**WHAT NEEDS TO BE DONE**
Write down each entry again, exactly as it reads.
[Start DATA FOR THE TASK]
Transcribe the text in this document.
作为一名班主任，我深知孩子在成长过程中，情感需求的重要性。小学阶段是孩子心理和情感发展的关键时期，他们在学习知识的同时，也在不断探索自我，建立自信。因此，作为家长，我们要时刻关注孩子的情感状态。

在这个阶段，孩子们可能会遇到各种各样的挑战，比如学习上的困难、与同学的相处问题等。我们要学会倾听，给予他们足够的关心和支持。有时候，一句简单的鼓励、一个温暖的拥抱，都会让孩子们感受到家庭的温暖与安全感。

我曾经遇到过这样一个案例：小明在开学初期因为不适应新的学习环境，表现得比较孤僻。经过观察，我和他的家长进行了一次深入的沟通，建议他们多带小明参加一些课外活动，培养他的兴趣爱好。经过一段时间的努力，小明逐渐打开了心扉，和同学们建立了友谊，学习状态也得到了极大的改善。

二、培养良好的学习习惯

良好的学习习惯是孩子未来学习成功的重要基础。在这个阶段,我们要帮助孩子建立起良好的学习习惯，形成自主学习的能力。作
[End DATA FOR THE TASK]
**IN RESPONSE**
Transcribe the text in this document.
作为一名班主任，我深知孩子在成长过程中，情感需求的重要性。小学阶段是孩子心理和情感发展的关键时期，他们在学习知识的同时，也在不断探索自我，建立自信。因此，作为家长，我们要时刻关注孩子的情感状态。

在这个阶段，孩子们可能会遇到各种各样的挑战，比如学习上的困难、与同学的相处问题等。我们要学会倾听，给予他们足够的关心和支持。有时候，一句简单的鼓励、一个温暖的拥抱，都会让孩子们感受到家庭的温暖与安全感。

我曾经遇到过这样一个案例：小明在开学初期因为不适应新的学习环境，表现得比较孤僻。经过观察，我和他的家长进行了一次深入的沟通，建议他们多带小明参加一些课外活动，培养他的兴趣爱好。经过一段时间的努力，小明逐渐打开了心扉，和同学们建立了友谊，学习状态也得到了极大的改善。

二、培养良好的学习习惯

良好的学习习惯是孩子未来学习成功的重要基础。在这个阶段,我们要帮助孩子建立起良好的学习习惯，形成自主学习的能力。作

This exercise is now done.